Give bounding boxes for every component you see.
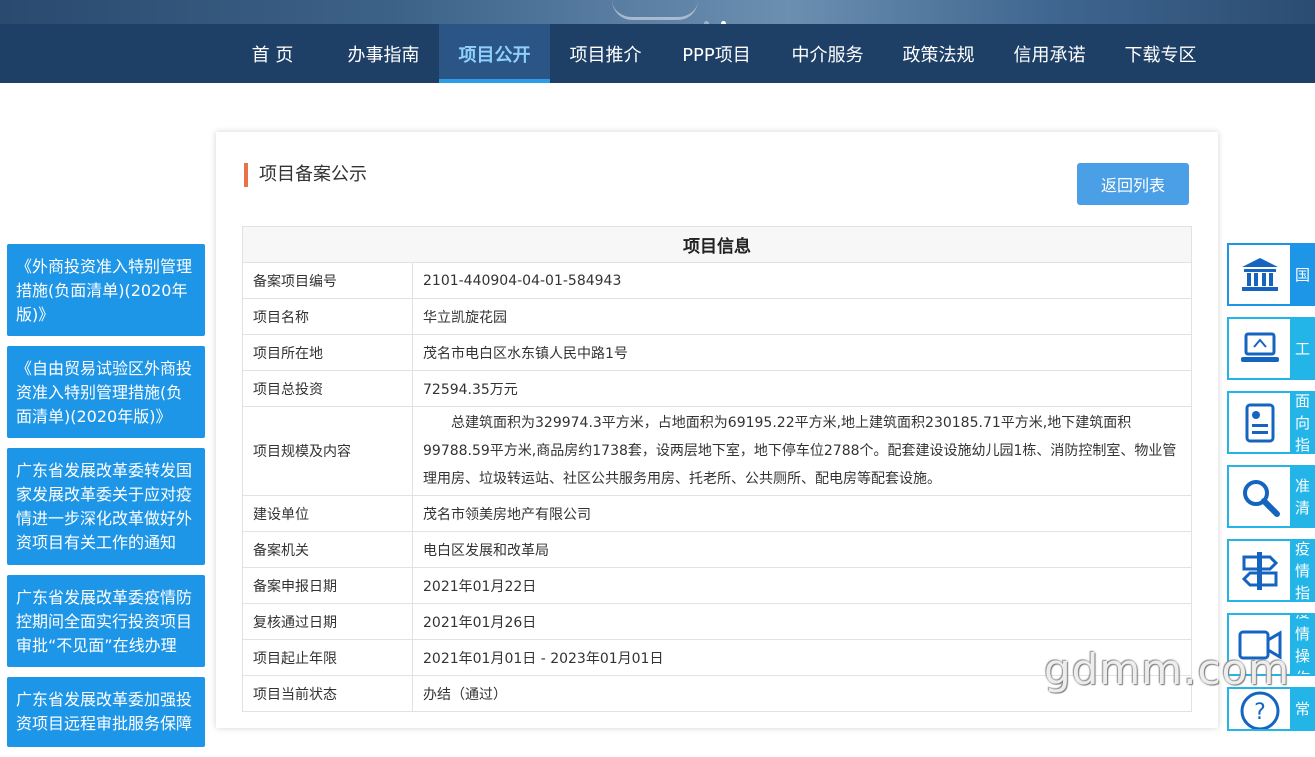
row-value: 茂名市电白区水东镇人民中路1号 (412, 334, 1192, 371)
policy-link[interactable]: 《外商投资准入特别管理措施(负面清单)(2020年版)》 (7, 244, 205, 336)
table-row: 备案项目编号 2101-440904-04-01-584943 (242, 262, 1192, 299)
row-value: 2101-440904-04-01-584943 (412, 262, 1192, 299)
top-banner-image (0, 0, 1315, 26)
main-nav: 首 页 办事指南 项目公开 项目推介 PPP项目 中介服务 政策法规 信用承诺 … (0, 24, 1315, 83)
nav-credit[interactable]: 信用承诺 (994, 24, 1105, 83)
back-to-list-button[interactable]: 返回列表 (1077, 163, 1189, 205)
table-row: 项目总投资 72594.35万元 (242, 370, 1192, 407)
quick-link-label: 疫情 指 (1290, 541, 1315, 600)
section-title: 项目备案公示 (244, 163, 367, 187)
government-building-icon (1229, 245, 1290, 304)
quick-link-label: 工 (1290, 319, 1315, 378)
site-watermark: gdmm.com (1044, 645, 1291, 694)
row-label: 项目规模及内容 (242, 406, 413, 496)
row-value: 72594.35万元 (412, 370, 1192, 407)
svg-text:?: ? (1254, 700, 1266, 725)
table-row: 建设单位 茂名市领美房地产有限公司 (242, 495, 1192, 532)
row-label: 项目所在地 (242, 334, 413, 371)
row-label: 备案申报日期 (242, 567, 413, 604)
policy-link[interactable]: 广东省发展改革委加强投资项目远程审批服务保障 (7, 677, 205, 747)
project-scope-text: 总建筑面积为329974.3平方米，占地面积为69195.22平方米,地上建筑面… (423, 415, 1177, 487)
nav-guide[interactable]: 办事指南 (328, 24, 439, 83)
nav-intermediary[interactable]: 中介服务 (772, 24, 883, 83)
nav-ppp[interactable]: PPP项目 (661, 24, 772, 83)
question-icon: ? (1229, 689, 1290, 729)
nav-policy[interactable]: 政策法规 (883, 24, 994, 83)
table-row: 项目规模及内容 总建筑面积为329974.3平方米，占地面积为69195.22平… (242, 406, 1192, 496)
nav-project-public[interactable]: 项目公开 (439, 24, 550, 83)
quick-link-epidemic-guide[interactable]: 疫情 指 (1227, 539, 1315, 602)
table-row: 备案机关 电白区发展和改革局 (242, 531, 1192, 568)
row-label: 建设单位 (242, 495, 413, 532)
row-label: 项目当前状态 (242, 675, 413, 712)
banner-bridge-graphic (612, 0, 698, 20)
nav-home[interactable]: 首 页 (217, 24, 328, 83)
laptop-icon (1229, 319, 1290, 378)
search-icon (1229, 467, 1290, 526)
row-label: 项目总投资 (242, 370, 413, 407)
policy-link[interactable]: 《自由贸易试验区外商投资准入特别管理措施(负面清单)(2020年版)》 (7, 346, 205, 438)
row-value: 电白区发展和改革局 (412, 531, 1192, 568)
row-value: 总建筑面积为329974.3平方米，占地面积为69195.22平方米,地上建筑面… (412, 406, 1192, 496)
table-row: 复核通过日期 2021年01月26日 (242, 603, 1192, 640)
quick-link-guide[interactable]: 面向 指 (1227, 391, 1315, 454)
row-value: 2021年01月26日 (412, 603, 1192, 640)
quick-link-label: 准 清 (1290, 467, 1315, 526)
signpost-icon (1229, 541, 1290, 600)
left-policy-links: 《外商投资准入特别管理措施(负面清单)(2020年版)》 《自由贸易试验区外商投… (7, 244, 205, 757)
table-row: 项目名称 华立凯旋花园 (242, 298, 1192, 335)
row-value: 华立凯旋花园 (412, 298, 1192, 335)
nav-project-promotion[interactable]: 项目推介 (550, 24, 661, 83)
quick-link-national[interactable]: 国 (1227, 243, 1315, 306)
row-value: 2021年01月22日 (412, 567, 1192, 604)
policy-link[interactable]: 广东省发展改革委疫情防控期间全面实行投资项目审批“不见面”在线办理 (7, 575, 205, 667)
quick-link-label: 国 (1290, 245, 1315, 304)
project-info-table: 项目信息 备案项目编号 2101-440904-04-01-584943 项目名… (242, 226, 1192, 712)
quick-link-label: 常 (1290, 689, 1315, 729)
nav-download[interactable]: 下载专区 (1105, 24, 1216, 83)
quick-link-label: 面向 指 (1290, 393, 1315, 452)
row-label: 项目起止年限 (242, 639, 413, 676)
row-label: 项目名称 (242, 298, 413, 335)
project-detail-card: 项目备案公示 返回列表 项目信息 备案项目编号 2101-440904-04-0… (216, 132, 1218, 728)
policy-link[interactable]: 广东省发展改革委转发国家发展改革委关于应对疫情进一步深化改革做好外资项目有关工作… (7, 448, 205, 565)
quick-link-list[interactable]: 准 清 (1227, 465, 1315, 528)
table-row: 项目所在地 茂名市电白区水东镇人民中路1号 (242, 334, 1192, 371)
row-label: 备案机关 (242, 531, 413, 568)
row-label: 复核通过日期 (242, 603, 413, 640)
quick-link-label: 疫情 操作 (1290, 615, 1315, 674)
table-row: 备案申报日期 2021年01月22日 (242, 567, 1192, 604)
row-label: 备案项目编号 (242, 262, 413, 299)
quick-link-work[interactable]: 工 (1227, 317, 1315, 380)
row-value: 茂名市领美房地产有限公司 (412, 495, 1192, 532)
document-person-icon (1229, 393, 1290, 452)
table-title: 项目信息 (242, 226, 1192, 263)
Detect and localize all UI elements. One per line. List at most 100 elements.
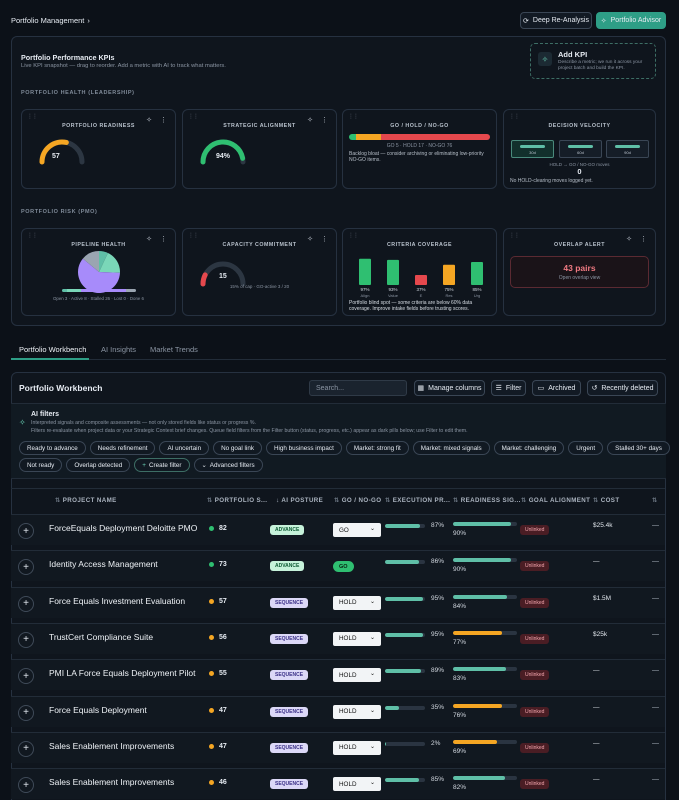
ai-filter-chip[interactable]: Urgent [568,441,604,455]
drag-handle-icon[interactable]: ⋮⋮ [509,113,520,120]
tab-ai-insights[interactable]: AI Insights [101,345,136,354]
project-name[interactable]: PMI LA Force Equals Deployment Pilot [49,668,195,678]
ai-filter-chip[interactable]: Overlap detected [66,458,131,472]
kpi-card-alignment[interactable]: ⋮⋮ ✧ ⋮ STRATEGIC ALIGNMENT 94% [182,109,337,189]
ai-filter-chip[interactable]: Market: mixed signals [412,441,490,455]
col-ai-posture[interactable]: ↓ AI POSTURE [276,497,323,504]
ai-filter-chip[interactable]: Market: strong fit [345,441,409,455]
col-readiness-signal[interactable]: ⇅ READINESS SIG... [453,497,521,504]
ai-filter-chip[interactable]: Stalled 30+ days [607,441,670,455]
capacity-value: 15 [219,273,227,280]
expand-row-button[interactable]: + [18,777,34,794]
col-execution-progress[interactable]: ⇅ EXECUTION PR... [385,497,450,504]
recently-deleted-button[interactable]: ↺ Recently deleted [587,380,658,396]
tab-market-trends[interactable]: Market Trends [150,345,198,354]
kpi-card-coverage[interactable]: ⋮⋮ CRITERIA COVERAGE 97% Align 93% Value 37%… [342,228,497,316]
drag-handle-icon[interactable]: ⋮⋮ [188,113,199,120]
kpi-card-capacity[interactable]: ⋮⋮ ✧ ⋮ CAPACITY COMMITMENT 15 15% of cap … [182,228,337,316]
deep-reanalysis-button[interactable]: ⟳ Deep Re-Analysis [520,12,592,29]
chevron-down-icon: ⌄ [369,743,375,750]
drag-handle-icon[interactable]: ⋮⋮ [348,113,359,120]
table-row[interactable]: + Sales Enablement Improvements 46 SEQUE… [11,768,665,800]
ai-filter-chip[interactable]: Not ready [19,458,63,472]
ai-filter-chip[interactable]: No goal link [213,441,262,455]
ai-filter-chip[interactable]: Market: challenging [493,441,565,455]
pipeline-bar-seg-active [67,289,81,292]
go-no-go-select[interactable]: HOLD ⌄ [333,777,381,792]
drag-handle-icon[interactable]: ⋮⋮ [27,232,38,239]
col-cost[interactable]: ⇅ COST [593,497,620,504]
col-go-no-go[interactable]: ⇅ GO / NO-GO [334,497,381,504]
go-no-go-pill[interactable]: GO [333,561,354,573]
kpi-card-pipeline[interactable]: ⋮⋮ ✧ ⋮ PIPELINE HEALTH Open 3 · Active 8 … [21,228,176,316]
breadcrumb-portfolio[interactable]: Portfolio Management [11,16,84,25]
ai-filter-chip[interactable]: AI uncertain [159,441,210,455]
expand-row-button[interactable]: + [18,740,34,757]
go-no-go-select[interactable]: HOLD ⌄ [333,631,381,646]
go-no-go-select[interactable]: HOLD ⌄ [333,595,381,610]
advanced-filters-button[interactable]: ⌄ Advanced filters [193,458,263,472]
go-no-go-select[interactable]: HOLD ⌄ [333,668,381,683]
col-goal-alignment[interactable]: ⇅ GOAL ALIGNMENT [521,497,590,504]
filter-button[interactable]: ☰ Filter [491,380,526,396]
drag-handle-icon[interactable]: ⋮⋮ [509,232,520,239]
overlap-link[interactable]: Open overlap view [511,275,648,281]
ai-filter-chip[interactable]: Ready to advance [19,441,86,455]
workbench-title: Portfolio Workbench [19,383,103,393]
col-more[interactable]: ⇅ [652,497,658,504]
kpi-card-gonogo[interactable]: ⋮⋮ GO / HOLD / NO-GO GO 5 · HOLD 17 · NO… [342,109,497,189]
project-name[interactable]: Identity Access Management [49,559,158,569]
execution-progress-bar [385,596,425,601]
col-project-name[interactable]: ⇅ PROJECT NAME [55,497,117,504]
drag-handle-icon[interactable]: ⋮⋮ [348,232,359,239]
kpi-card-readiness[interactable]: ⋮⋮ ✧ ⋮ PORTFOLIO READINESS 57 [21,109,176,189]
table-row[interactable]: + ForceEquals Deployment Deloitte PMO 82… [11,514,665,545]
table-row[interactable]: + Force Equals Deployment 47 SEQUENCE HO… [11,695,665,727]
portfolio-advisor-button[interactable]: ✧ Portfolio Advisor [596,12,666,29]
portfolio-score: 73 [209,561,227,568]
add-kpi-card[interactable]: ✧ Add KPI Describe a metric; we run it a… [530,43,656,79]
tab-portfolio-workbench[interactable]: Portfolio Workbench [19,345,86,354]
table-row[interactable]: + Force Equals Investment Evaluation 57 … [11,586,665,618]
kpi-panel-title: Portfolio Performance KPIs [21,53,115,62]
table-row[interactable]: + TrustCert Compliance Suite 56 SEQUENCE… [11,622,665,654]
project-name[interactable]: Force Equals Deployment [49,705,147,715]
cost-value: $1.5M [593,594,612,602]
ai-filter-chip[interactable]: Needs refinement [89,441,156,455]
drag-handle-icon[interactable]: ⋮⋮ [188,232,199,239]
project-name[interactable]: TrustCert Compliance Suite [49,632,153,642]
kpi-card-overlap[interactable]: ⋮⋮ ✧ ⋮ OVERLAP ALERT 43 pairs Open overla… [503,228,656,316]
create-filter-button[interactable]: + Create filter [134,458,190,472]
kpi-title: PORTFOLIO READINESS [62,123,135,129]
expand-row-button[interactable]: + [18,631,34,648]
kpi-card-velocity[interactable]: ⋮⋮ DECISION VELOCITY 30d 60d 90d HOLD → … [503,109,656,189]
archived-button[interactable]: ▭ Archived [532,380,581,396]
table-row[interactable]: + PMI LA Force Equals Deployment Pilot 5… [11,659,665,691]
breadcrumb[interactable]: Portfolio Management › [11,16,90,25]
manage-columns-button[interactable]: ▦ Manage columns [414,380,485,396]
go-no-go-select[interactable]: HOLD ⌄ [333,704,381,719]
go-no-go-select[interactable]: GO ⌄ [333,523,381,537]
table-row[interactable]: + Sales Enablement Improvements 47 SEQUE… [11,731,665,763]
project-name[interactable]: ForceEquals Deployment Deloitte PMO [49,523,197,533]
search-input[interactable]: Search... [309,380,407,396]
expand-row-button[interactable]: + [18,595,34,612]
overlap-box[interactable]: 43 pairs Open overlap view [510,256,649,288]
go-no-go-select[interactable]: HOLD ⌄ [333,740,381,755]
expand-row-button[interactable]: + [18,523,34,539]
project-name[interactable]: Force Equals Investment Evaluation [49,596,185,606]
expand-row-button[interactable]: + [18,559,34,576]
chevron-down-icon: ⌄ [369,598,375,605]
col-portfolio-score[interactable]: ⇅ PORTFOLIO S... [207,497,267,504]
expand-row-button[interactable]: + [18,668,34,685]
table-row[interactable]: + Identity Access Management 73 ADVANCE … [11,550,665,582]
ai-filter-chip[interactable]: High business impact [265,441,342,455]
project-name[interactable]: Sales Enablement Improvements [49,741,174,751]
kpi-title: CAPACITY COMMITMENT [222,242,297,248]
readiness-signal-value: 83% [453,675,467,683]
project-name[interactable]: Sales Enablement Improvements [49,777,174,787]
drag-handle-icon[interactable]: ⋮⋮ [27,113,38,120]
extra-value: — [652,522,659,529]
expand-row-button[interactable]: + [18,704,34,721]
add-kpi-title: Add KPI [558,50,588,59]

> _INSTRUCTIONS FOR THE TASK_
Quote the lines of the first item verbatim, starting with the line containing "row-value: 茂名市电白区水东镇人民中路1号 (412, 334, 1192, 371)" and continuing through the line containing "row-value: 2021年01月26日 (412, 603, 1192, 640)".

> _COMPLETED EXERCISE_
row-value: 茂名市电白区水东镇人民中路1号 (412, 334, 1192, 371)
policy-link[interactable]: 《外商投资准入特别管理措施(负面清单)(2020年版)》 (7, 244, 205, 336)
table-row: 备案项目编号 2101-440904-04-01-584943 (242, 262, 1192, 299)
row-value: 2101-440904-04-01-584943 (412, 262, 1192, 299)
top-banner-image (0, 0, 1315, 26)
main-nav: 首 页 办事指南 项目公开 项目推介 PPP项目 中介服务 政策法规 信用承诺 … (0, 24, 1315, 83)
nav-credit[interactable]: 信用承诺 (994, 24, 1105, 83)
back-to-list-button[interactable]: 返回列表 (1077, 163, 1189, 205)
table-row: 项目总投资 72594.35万元 (242, 370, 1192, 407)
quick-link-label: 疫情 指 (1290, 541, 1315, 600)
section-title: 项目备案公示 (244, 163, 367, 187)
government-building-icon (1229, 245, 1290, 304)
quick-link-label: 工 (1290, 319, 1315, 378)
site-watermark: gdmm.com (1044, 645, 1291, 694)
row-label: 项目规模及内容 (242, 406, 413, 496)
row-value: 72594.35万元 (412, 370, 1192, 407)
svg-text:?: ? (1254, 700, 1266, 725)
table-row: 建设单位 茂名市领美房地产有限公司 (242, 495, 1192, 532)
row-label: 项目所在地 (242, 334, 413, 371)
row-label: 备案申报日期 (242, 567, 413, 604)
policy-link[interactable]: 广东省发展改革委加强投资项目远程审批服务保障 (7, 677, 205, 747)
project-scope-text: 总建筑面积为329974.3平方米，占地面积为69195.22平方米,地上建筑面… (423, 415, 1177, 487)
nav-guide[interactable]: 办事指南 (328, 24, 439, 83)
nav-intermediary[interactable]: 中介服务 (772, 24, 883, 83)
nav-ppp[interactable]: PPP项目 (661, 24, 772, 83)
question-icon: ? (1229, 689, 1290, 729)
nav-policy[interactable]: 政策法规 (883, 24, 994, 83)
table-row: 项目规模及内容 总建筑面积为329974.3平方米，占地面积为69195.22平… (242, 406, 1192, 496)
nav-project-public[interactable]: 项目公开 (439, 24, 550, 83)
quick-link-epidemic-guide[interactable]: 疫情 指 (1227, 539, 1315, 602)
table-row: 备案机关 电白区发展和改革局 (242, 531, 1192, 568)
row-label: 建设单位 (242, 495, 413, 532)
row-label: 项目当前状态 (242, 675, 413, 712)
banner-bridge-graphic (612, 0, 698, 20)
nav-home[interactable]: 首 页 (217, 24, 328, 83)
laptop-icon (1229, 319, 1290, 378)
search-icon (1229, 467, 1290, 526)
row-label: 项目总投资 (242, 370, 413, 407)
policy-link[interactable]: 《自由贸易试验区外商投资准入特别管理措施(负面清单)(2020年版)》 (7, 346, 205, 438)
row-value: 电白区发展和改革局 (412, 531, 1192, 568)
row-value: 总建筑面积为329974.3平方米，占地面积为69195.22平方米,地上建筑面… (412, 406, 1192, 496)
table-row: 复核通过日期 2021年01月26日 (242, 603, 1192, 640)
quick-link-guide[interactable]: 面向 指 (1227, 391, 1315, 454)
row-value: 2021年01月26日 (412, 603, 1192, 640)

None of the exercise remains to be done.